[Recorded data]
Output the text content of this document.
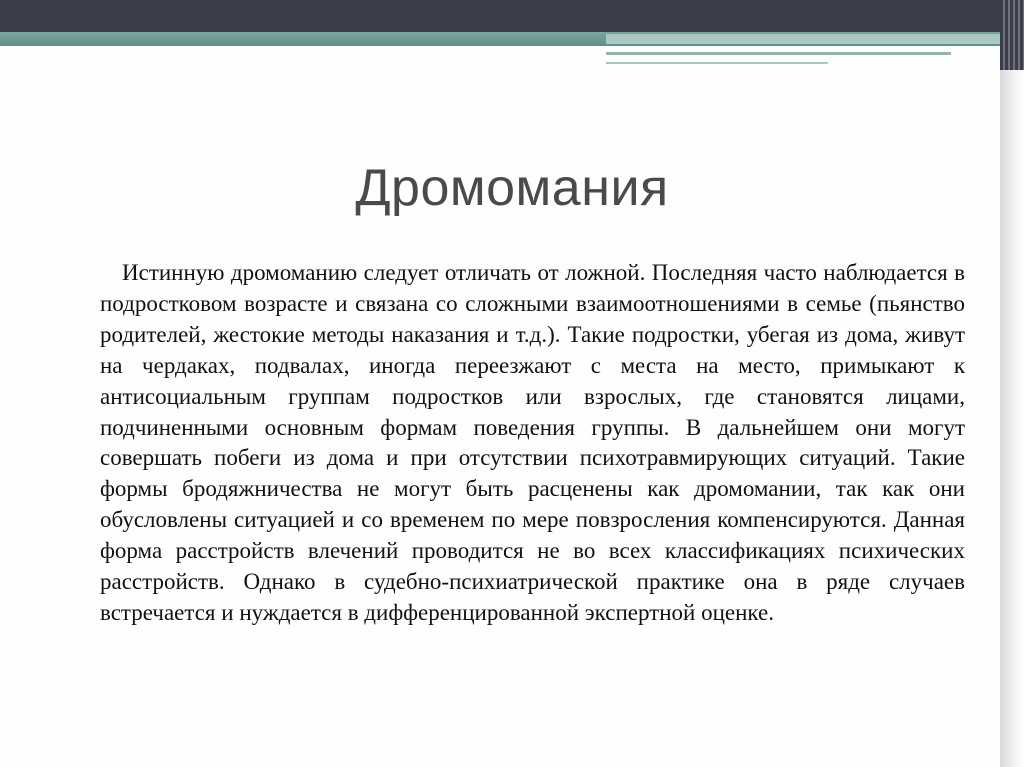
Дромомания

Истинную дромоманию следует отличать от ложной. Последняя часто наблюдается в подростковом возрасте и связана со сложными взаимоотношениями в семье (пьянство родителей, жестокие методы наказания и т.д.). Такие подростки, убегая из дома, живут на чердаках, подвалах, иногда переезжают с места на место, примыкают к антисоциальным группам подростков или взрослых, где становятся лицами, подчиненными основным формам поведения группы. В дальнейшем они могут совершать побеги из дома и при отсутствии психотравмирующих ситуаций. Такие формы бродяжничества не могут быть расценены как дромомании, так как они обусловлены ситуацией и со временем по мере повзросления компенсируются. Данная форма расстройств влечений проводится не во всех классификациях психических расстройств. Однако в судебно-психиатрической практике она в ряде случаев встречается и нуждается в дифференцированной экспертной оценке.
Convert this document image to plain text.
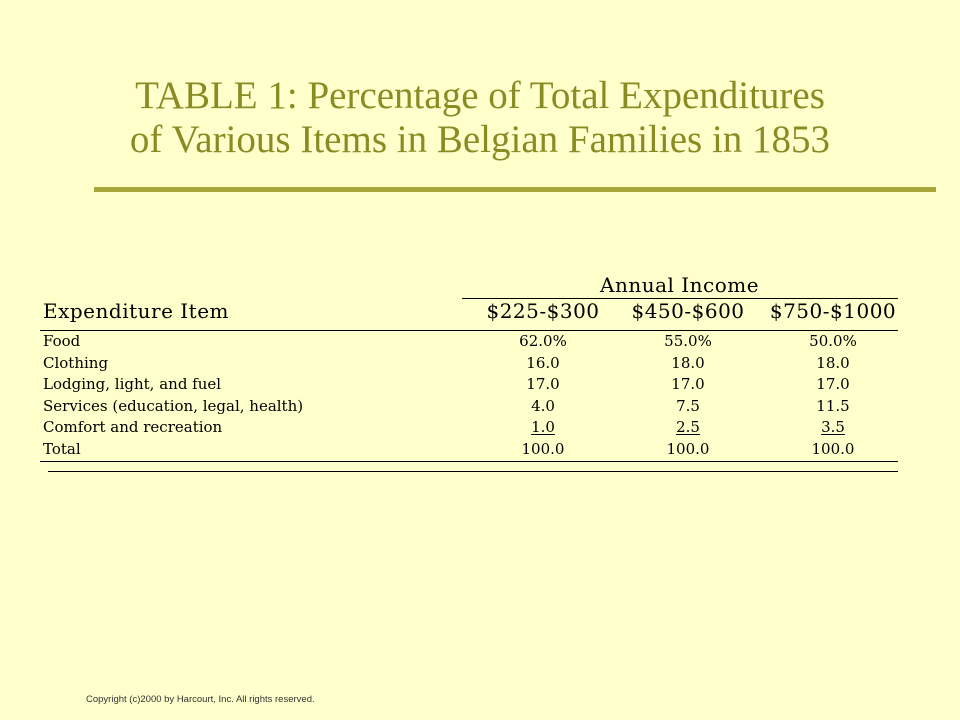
TABLE 1: Percentage of Total Expenditures
of Various Items in Belgian Families in 1853
Annual Income
Expenditure Item	$225-$300	$450-$600	$750-$1000
Food	62.0%	55.0%	50.0%
Clothing	16.0	18.0	18.0
Lodging, light, and fuel	17.0	17.0	17.0
Services (education, legal, health)	4.0	7.5	11.5
Comfort and recreation	1.0	2.5	3.5
Total	100.0	100.0	100.0
Copyright (c)2000 by Harcourt, Inc. All rights reserved.
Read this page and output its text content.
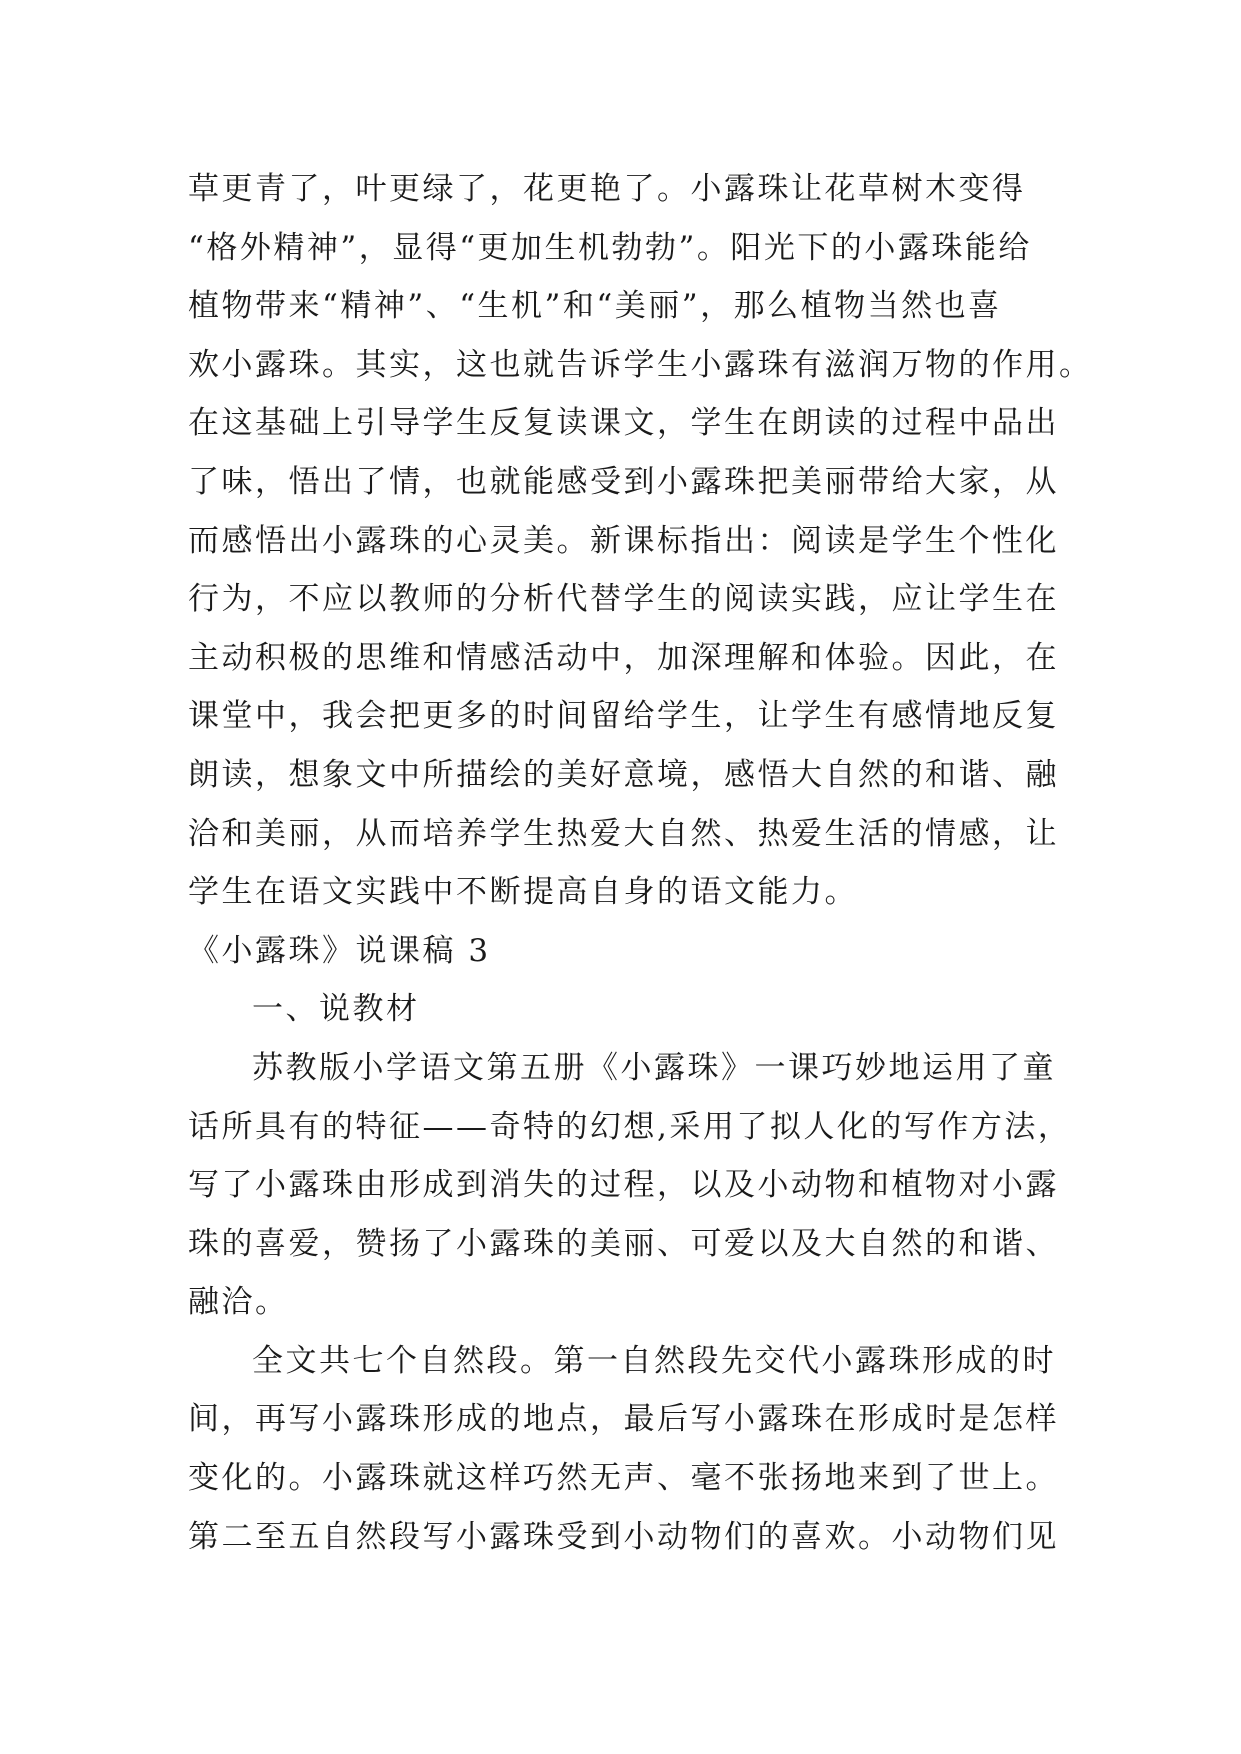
草更青了，叶更绿了，花更艳了。小露珠让花草树木变得
“格外精神”，显得“更加生机勃勃”。阳光下的小露珠能给
植物带来“精神”、“生机”和“美丽”，那么植物当然也喜
欢小露珠。其实，这也就告诉学生小露珠有滋润万物的作用。
在这基础上引导学生反复读课文，学生在朗读的过程中品出
了味，悟出了情，也就能感受到小露珠把美丽带给大家，从
而感悟出小露珠的心灵美。新课标指出：阅读是学生个性化
行为，不应以教师的分析代替学生的阅读实践，应让学生在
主动积极的思维和情感活动中，加深理解和体验。因此，在
课堂中，我会把更多的时间留给学生，让学生有感情地反复
朗读，想象文中所描绘的美好意境，感悟大自然的和谐、融
洽和美丽，从而培养学生热爱大自然、热爱生活的情感，让
学生在语文实践中不断提高自身的语文能力。
《小露珠》说课稿 3
一、说教材
苏教版小学语文第五册《小露珠》一课巧妙地运用了童
话所具有的特征——奇特的幻想,采用了拟人化的写作方法，
写了小露珠由形成到消失的过程，以及小动物和植物对小露
珠的喜爱，赞扬了小露珠的美丽、可爱以及大自然的和谐、
融洽。
全文共七个自然段。第一自然段先交代小露珠形成的时
间，再写小露珠形成的地点，最后写小露珠在形成时是怎样
变化的。小露珠就这样巧然无声、毫不张扬地来到了世上。
第二至五自然段写小露珠受到小动物们的喜欢。小动物们见
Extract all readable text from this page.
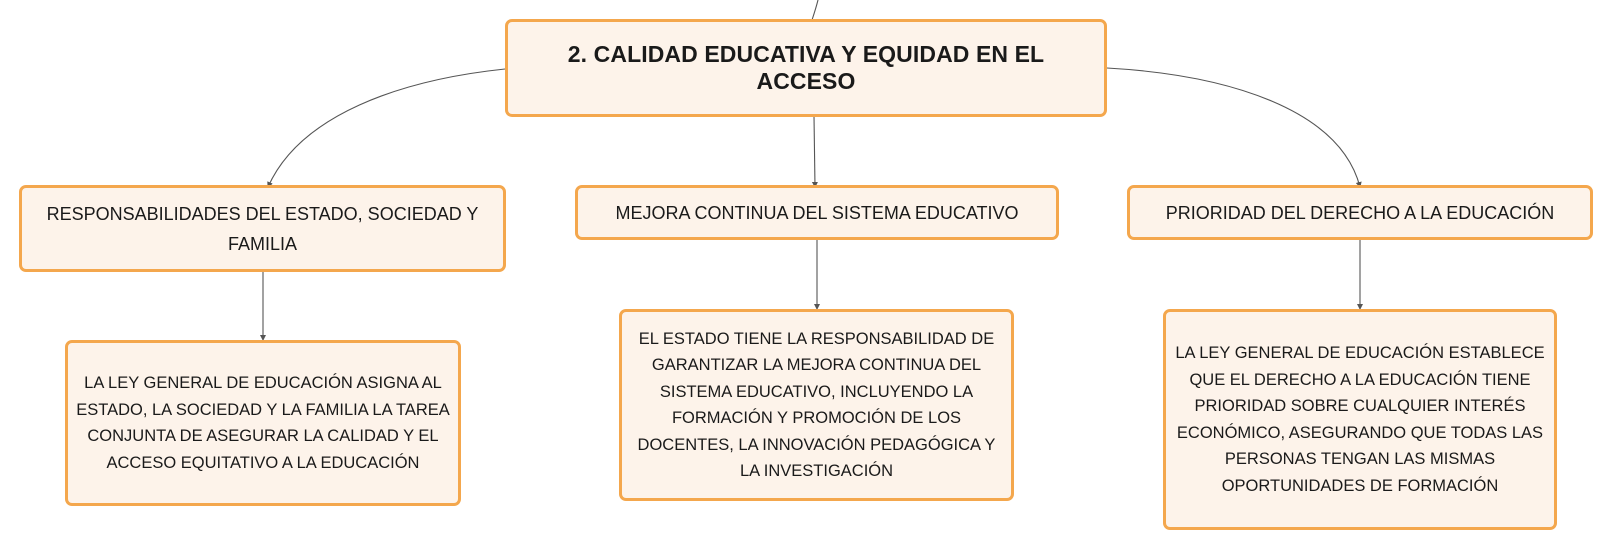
2. CALIDAD EDUCATIVA Y EQUIDAD EN EL ACCESO
RESPONSABILIDADES DEL ESTADO, SOCIEDAD Y FAMILIA
MEJORA CONTINUA DEL SISTEMA EDUCATIVO	PRIORIDAD DEL DERECHO A LA EDUCACIÓN
LA LEY GENERAL DE EDUCACIÓN ASIGNA AL ESTADO, LA SOCIEDAD Y LA FAMILIA LA TAREA CONJUNTA DE ASEGURAR LA CALIDAD Y EL ACCESO EQUITATIVO A LA EDUCACIÓN
EL ESTADO TIENE LA RESPONSABILIDAD DE GARANTIZAR LA MEJORA CONTINUA DEL SISTEMA EDUCATIVO, INCLUYENDO LA FORMACIÓN Y PROMOCIÓN DE LOS DOCENTES, LA INNOVACIÓN PEDAGÓGICA Y LA INVESTIGACIÓN
LA LEY GENERAL DE EDUCACIÓN ESTABLECE QUE EL DERECHO A LA EDUCACIÓN TIENE PRIORIDAD SOBRE CUALQUIER INTERÉS ECONÓMICO, ASEGURANDO QUE TODAS LAS PERSONAS TENGAN LAS MISMAS OPORTUNIDADES DE FORMACIÓN
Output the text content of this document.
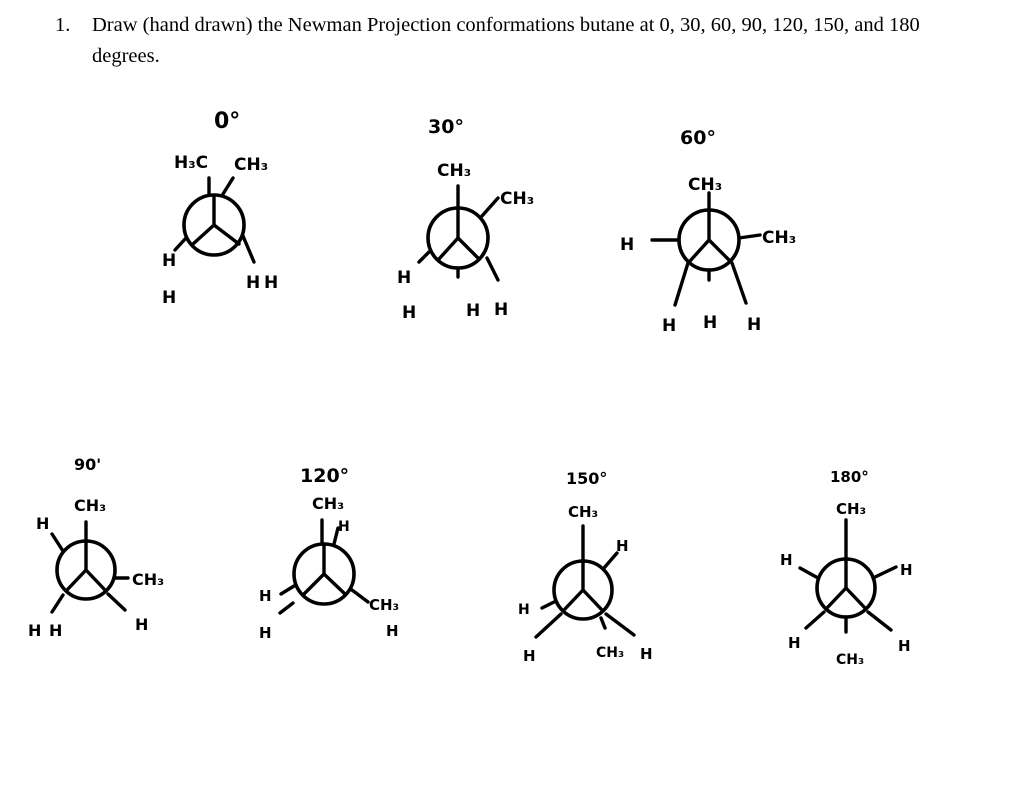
1. Draw (hand drawn) the Newman Projection conformations butane at 0, 30, 60, 90, 120, 150, and 180 degrees.
0°
H₃C CH₃
H
H
H H
30°
CH₃
CH₃
H
H	H H
60°
CH₃
H	CH₃
H H H
90'
CH₃
H
CH₃
H H	H
120°
CH₃
H
H
H
CH₃
H
150°
CH₃
H
H
H	CH₃ H
180°
CH₃
H
H
H
CH₃
H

_CHALLENGE_
Repeat the data exactly, excluding the pictures.

_ANSWER BELOW_
Output the text content of this document.
Дромомания

Истинную дромоманию следует отличать от ложной. Последняя часто наблюдается в подростковом возрасте и связана со сложными взаимоотношениями в семье (пьянство родителей, жестокие методы наказания и т.д.). Такие подростки, убегая из дома, живут на чердаках, подвалах, иногда переезжают с места на место, примыкают к антисоциальным группам подростков или взрослых, где становятся лицами, подчиненными основным формам поведения группы. В дальнейшем они могут совершать побеги из дома и при отсутствии психотравмирующих ситуаций. Такие формы бродяжничества не могут быть расценены как дромомании, так как они обусловлены ситуацией и со временем по мере повзросления компенсируются. Данная форма расстройств влечений проводится не во всех классификациях психических расстройств. Однако в судебно-психиатрической практике она в ряде случаев встречается и нуждается в дифференцированной экспертной оценке.
Convert this document image to plain text.
TABLE 1: Percentage of Total Expenditures
of Various Items in Belgian Families in 1853
Annual Income
Expenditure Item	$225-$300	$450-$600	$750-$1000
Food	62.0%	55.0%	50.0%
Clothing	16.0	18.0	18.0
Lodging, light, and fuel	17.0	17.0	17.0
Services (education, legal, health)	4.0	7.5	11.5
Comfort and recreation	1.0	2.5	3.5
Total	100.0	100.0	100.0
Copyright (c)2000 by Harcourt, Inc. All rights reserved.
Read this page and output its text content.
草更青了，叶更绿了，花更艳了。小露珠让花草树木变得
“格外精神”，显得“更加生机勃勃”。阳光下的小露珠能给
植物带来“精神”、“生机”和“美丽”，那么植物当然也喜
欢小露珠。其实，这也就告诉学生小露珠有滋润万物的作用。
在这基础上引导学生反复读课文，学生在朗读的过程中品出
了味，悟出了情，也就能感受到小露珠把美丽带给大家，从
而感悟出小露珠的心灵美。新课标指出：阅读是学生个性化
行为，不应以教师的分析代替学生的阅读实践，应让学生在
主动积极的思维和情感活动中，加深理解和体验。因此，在
课堂中，我会把更多的时间留给学生，让学生有感情地反复
朗读，想象文中所描绘的美好意境，感悟大自然的和谐、融
洽和美丽，从而培养学生热爱大自然、热爱生活的情感，让
学生在语文实践中不断提高自身的语文能力。
《小露珠》说课稿 3
一、说教材
苏教版小学语文第五册《小露珠》一课巧妙地运用了童
话所具有的特征——奇特的幻想,采用了拟人化的写作方法，
写了小露珠由形成到消失的过程，以及小动物和植物对小露
珠的喜爱，赞扬了小露珠的美丽、可爱以及大自然的和谐、
融洽。
全文共七个自然段。第一自然段先交代小露珠形成的时
间，再写小露珠形成的地点，最后写小露珠在形成时是怎样
变化的。小露珠就这样巧然无声、毫不张扬地来到了世上。
第二至五自然段写小露珠受到小动物们的喜欢。小动物们见
Extract all readable text from this page.
2. CALIDAD EDUCATIVA Y EQUIDAD EN EL ACCESO
RESPONSABILIDADES DEL ESTADO, SOCIEDAD Y FAMILIA
MEJORA CONTINUA DEL SISTEMA EDUCATIVO	PRIORIDAD DEL DERECHO A LA EDUCACIÓN
LA LEY GENERAL DE EDUCACIÓN ASIGNA AL ESTADO, LA SOCIEDAD Y LA FAMILIA LA TAREA CONJUNTA DE ASEGURAR LA CALIDAD Y EL ACCESO EQUITATIVO A LA EDUCACIÓN
EL ESTADO TIENE LA RESPONSABILIDAD DE GARANTIZAR LA MEJORA CONTINUA DEL SISTEMA EDUCATIVO, INCLUYENDO LA FORMACIÓN Y PROMOCIÓN DE LOS DOCENTES, LA INNOVACIÓN PEDAGÓGICA Y LA INVESTIGACIÓN
LA LEY GENERAL DE EDUCACIÓN ESTABLECE QUE EL DERECHO A LA EDUCACIÓN TIENE PRIORIDAD SOBRE CUALQUIER INTERÉS ECONÓMICO, ASEGURANDO QUE TODAS LAS PERSONAS TENGAN LAS MISMAS OPORTUNIDADES DE FORMACIÓN
Output the text content of this document.
1. Draw (hand drawn) the Newman Projection conformations butane at 0, 30, 60, 90, 120, 150, and 180 degrees.
0°
H₃C CH₃
H
H
H H
30°
CH₃
CH₃
H
H	H H
60°
CH₃
H	CH₃
H H H
90'
CH₃
H
CH₃
H H	H
120°
CH₃
H
H
H
CH₃
H
150°
CH₃
H
H
H	CH₃ H
180°
CH₃
H
H
H
CH₃
H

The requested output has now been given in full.